▶ _AIM OF THE EXERCISE_: Note how many lines include the word "合并成综合算式是", and give that number by itself.

▶ _GIVEN DATA_:

· · ·

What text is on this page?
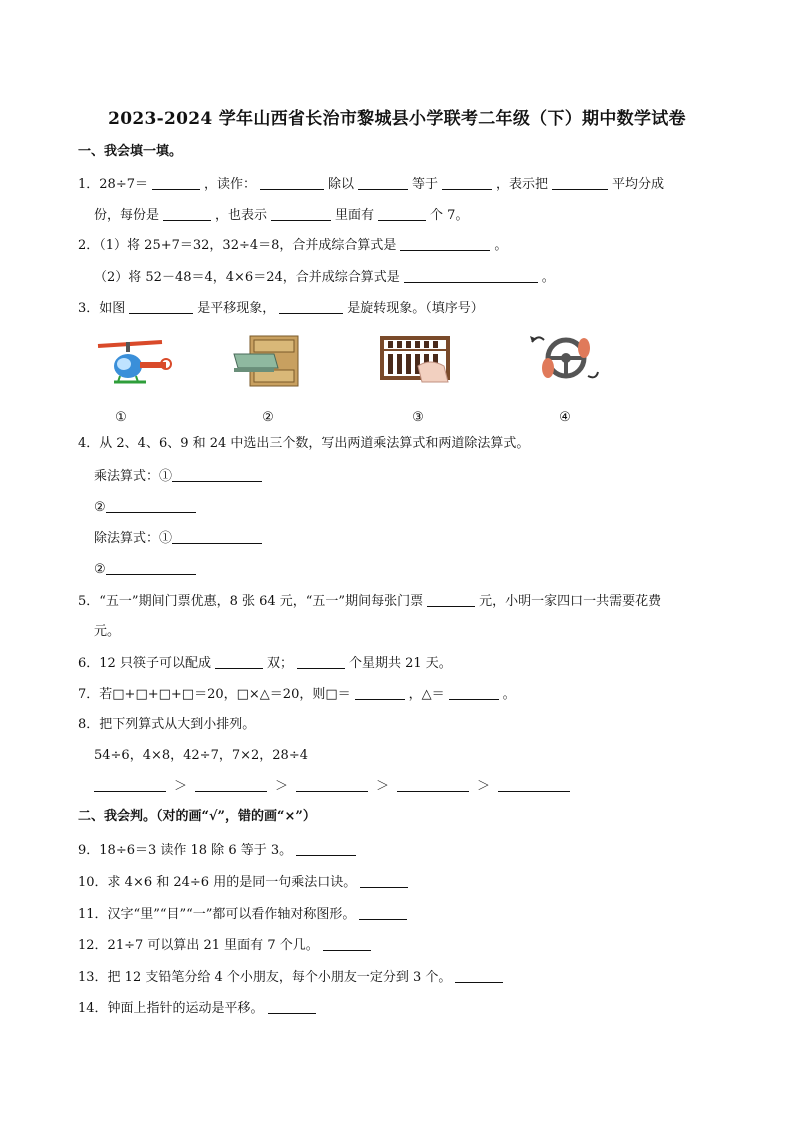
2023-2024 学年山西省长治市黎城县小学联考二年级（下）期中数学试卷
一、我会填一填。
1．28÷7＝	，读作：	除以	等于	，表示把	平均分成
份，每份是	，也表示	里面有	个 7。
2．（1）将 25+7＝32，32÷4＝8，合并成综合算式是	。
（2）将 52－48＝4，4×6＝24，合并成综合算式是	。
3．如图	是平移现象，	是旋转现象。（填序号）
①	②	③	④
4．从 2、4、6、9 和 24 中选出三个数，写出两道乘法算式和两道除法算式。
乘法算式：①
②
除法算式：①
②
5．“五一”期间门票优惠，8 张 64 元，“五一”期间每张门票	元，小明一家四口一共需要花费
元。
6．12 只筷子可以配成	双；	个星期共 21 天。
7．若□+□+□+□＝20，□×△＝20，则□＝	，△＝	。
8．把下列算式从大到小排列。
54÷6，4×8，42÷7，7×2，28÷4
＞	＞	＞	＞
二、我会判。（对的画“√”，错的画“×”）
9．18÷6＝3 读作 18 除 6 等于 3。
10．求 4×6 和 24÷6 用的是同一句乘法口诀。
11．汉字“里”“目”“一”都可以看作轴对称图形。
12．21÷7 可以算出 21 里面有 7 个几。
13．把 12 支铅笔分给 4 个小朋友，每个小朋友一定分到 3 个。
14．钟面上指针的运动是平移。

· · ·

▶ _RESPONSE TO THE EXERCISE_: 2